Every record below should be printed exactly as it appears.

───── Record excerpts

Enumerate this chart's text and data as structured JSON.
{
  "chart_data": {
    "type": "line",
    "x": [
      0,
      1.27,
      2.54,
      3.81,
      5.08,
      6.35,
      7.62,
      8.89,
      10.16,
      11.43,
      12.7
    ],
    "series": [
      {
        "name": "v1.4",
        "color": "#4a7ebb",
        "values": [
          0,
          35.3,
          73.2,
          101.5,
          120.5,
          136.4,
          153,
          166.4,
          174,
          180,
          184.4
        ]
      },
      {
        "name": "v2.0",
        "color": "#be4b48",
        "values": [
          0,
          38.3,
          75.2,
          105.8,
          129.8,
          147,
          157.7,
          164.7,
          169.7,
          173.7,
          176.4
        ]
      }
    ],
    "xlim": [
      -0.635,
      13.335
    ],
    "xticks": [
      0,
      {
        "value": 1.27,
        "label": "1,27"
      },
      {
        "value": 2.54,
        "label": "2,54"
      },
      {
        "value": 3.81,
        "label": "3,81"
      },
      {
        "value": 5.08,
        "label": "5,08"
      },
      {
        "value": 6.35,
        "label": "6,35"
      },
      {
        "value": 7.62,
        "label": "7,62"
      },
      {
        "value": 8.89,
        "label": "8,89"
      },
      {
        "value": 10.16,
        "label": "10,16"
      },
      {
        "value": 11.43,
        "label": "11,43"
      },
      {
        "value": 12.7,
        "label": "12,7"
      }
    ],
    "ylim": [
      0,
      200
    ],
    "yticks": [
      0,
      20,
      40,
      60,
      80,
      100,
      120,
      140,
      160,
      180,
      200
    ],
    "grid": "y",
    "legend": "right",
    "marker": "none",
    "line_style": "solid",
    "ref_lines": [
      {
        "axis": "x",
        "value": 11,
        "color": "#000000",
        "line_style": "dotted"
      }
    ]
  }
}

──────────

Written solution
Enumerate this chart's text and data as structured JSON.
{
  "chart_data": {
    "type": "line",
    "x": [
      0,
      1.27,
      2.54,
      3.81,
      5.08,
      6.35,
      7.62,
      8.89,
      10.16,
      11.43,
      12.7
    ],
    "series": [
      {
        "name": "v1.4",
        "color": "#4a7ebb",
        "values": [
          0,
          35.3,
          73.2,
          101.5,
          120.5,
          136.4,
          153,
          166.4,
          174,
          180,
          184.4
        ]
      },
      {
        "name": "v2.0",
        "color": "#be4b48",
        "values": [
          0,
          38.3,
          75.2,
          105.8,
          129.8,
          147,
          157.7,
          164.7,
          169.7,
          173.7,
          176.4
        ]
      }
    ],
    "xlim": [
      -0.635,
      13.335
    ],
    "xticks": [
      0,
      {
        "value": 1.27,
        "label": "1,27"
      },
      {
        "value": 2.54,
        "label": "2,54"
      },
      {
        "value": 3.81,
        "label": "3,81"
      },
      {
        "value": 5.08,
        "label": "5,08"
      },
      {
        "value": 6.35,
        "label": "6,35"
      },
      {
        "value": 7.62,
        "label": "7,62"
      },
      {
        "value": 8.89,
        "label": "8,89"
      },
      {
        "value": 10.16,
        "label": "10,16"
      },
      {
        "value": 11.43,
        "label": "11,43"
      },
      {
        "value": 12.7,
        "label": "12,7"
      }
    ],
    "ylim": [
      0,
      200
    ],
    "yticks": [
      0,
      20,
      40,
      60,
      80,
      100,
      120,
      140,
      160,
      180,
      200
    ],
    "grid": "y",
    "legend": "right",
    "marker": "none",
    "line_style": "solid",
    "ref_lines": [
      {
        "axis": "x",
        "value": 11,
        "color": "#000000",
        "line_style": "dotted"
      }
    ]
  }
}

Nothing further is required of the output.